- Objective
Could you repeat these lines, renaming "Carrez" to "Surface" everywhere it occurs and leaving everything else as it is?

- Records for this task
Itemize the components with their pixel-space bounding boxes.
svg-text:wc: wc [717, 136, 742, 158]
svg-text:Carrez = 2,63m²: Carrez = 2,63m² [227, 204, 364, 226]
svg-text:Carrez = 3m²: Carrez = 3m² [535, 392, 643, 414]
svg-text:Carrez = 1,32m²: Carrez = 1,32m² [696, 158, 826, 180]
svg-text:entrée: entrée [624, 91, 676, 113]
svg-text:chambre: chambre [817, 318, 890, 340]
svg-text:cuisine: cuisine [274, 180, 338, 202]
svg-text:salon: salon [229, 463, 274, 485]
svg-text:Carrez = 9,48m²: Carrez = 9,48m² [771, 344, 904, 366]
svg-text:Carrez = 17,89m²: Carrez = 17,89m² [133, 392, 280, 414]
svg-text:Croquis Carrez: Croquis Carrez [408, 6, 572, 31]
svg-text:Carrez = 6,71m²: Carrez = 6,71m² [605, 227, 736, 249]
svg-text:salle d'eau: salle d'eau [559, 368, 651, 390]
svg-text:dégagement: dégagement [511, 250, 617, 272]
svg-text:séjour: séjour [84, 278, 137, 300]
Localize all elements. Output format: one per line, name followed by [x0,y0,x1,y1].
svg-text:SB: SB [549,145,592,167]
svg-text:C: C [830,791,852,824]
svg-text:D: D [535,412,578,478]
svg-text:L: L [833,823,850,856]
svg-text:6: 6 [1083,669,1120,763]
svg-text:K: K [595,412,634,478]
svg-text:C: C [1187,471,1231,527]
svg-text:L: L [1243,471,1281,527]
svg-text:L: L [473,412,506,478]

- Answer in full
Itemize the components with their pixel-space bounding boxes.
svg-text:wc: wc [717, 136, 742, 158]
svg-text:Surface = 2,63m²: Surface = 2,63m² [227, 204, 364, 226]
svg-text:Surface = 3m²: Surface = 3m² [535, 392, 643, 414]
svg-text:Surface = 1,32m²: Surface = 1,32m² [696, 158, 826, 180]
svg-text:entrée: entrée [624, 91, 676, 113]
svg-text:chambre: chambre [817, 318, 890, 340]
svg-text:cuisine: cuisine [274, 180, 338, 202]
svg-text:salon: salon [229, 463, 274, 485]
svg-text:Surface = 9,48m²: Surface = 9,48m² [771, 344, 904, 366]
svg-text:Surface = 17,89m²: Surface = 17,89m² [133, 392, 280, 414]
svg-text:Croquis Surface: Croquis Surface [408, 6, 572, 31]
svg-text:Surface = 6,71m²: Surface = 6,71m² [605, 227, 736, 249]
svg-text:salle d'eau: salle d'eau [559, 368, 651, 390]
svg-text:dégagement: dégagement [511, 250, 617, 272]
svg-text:séjour: séjour [84, 278, 137, 300]
Localize all elements. Output format: one per line, name followed by [x0,y0,x1,y1].
svg-text:SB: SB [549,145,592,167]
svg-text:C: C [830,791,852,824]
svg-text:D: D [535,412,578,478]
svg-text:L: L [833,823,850,856]
svg-text:6: 6 [1083,669,1120,763]
svg-text:K: K [595,412,634,478]
svg-text:C: C [1187,471,1231,527]
svg-text:L: L [1243,471,1281,527]
svg-text:L: L [473,412,506,478]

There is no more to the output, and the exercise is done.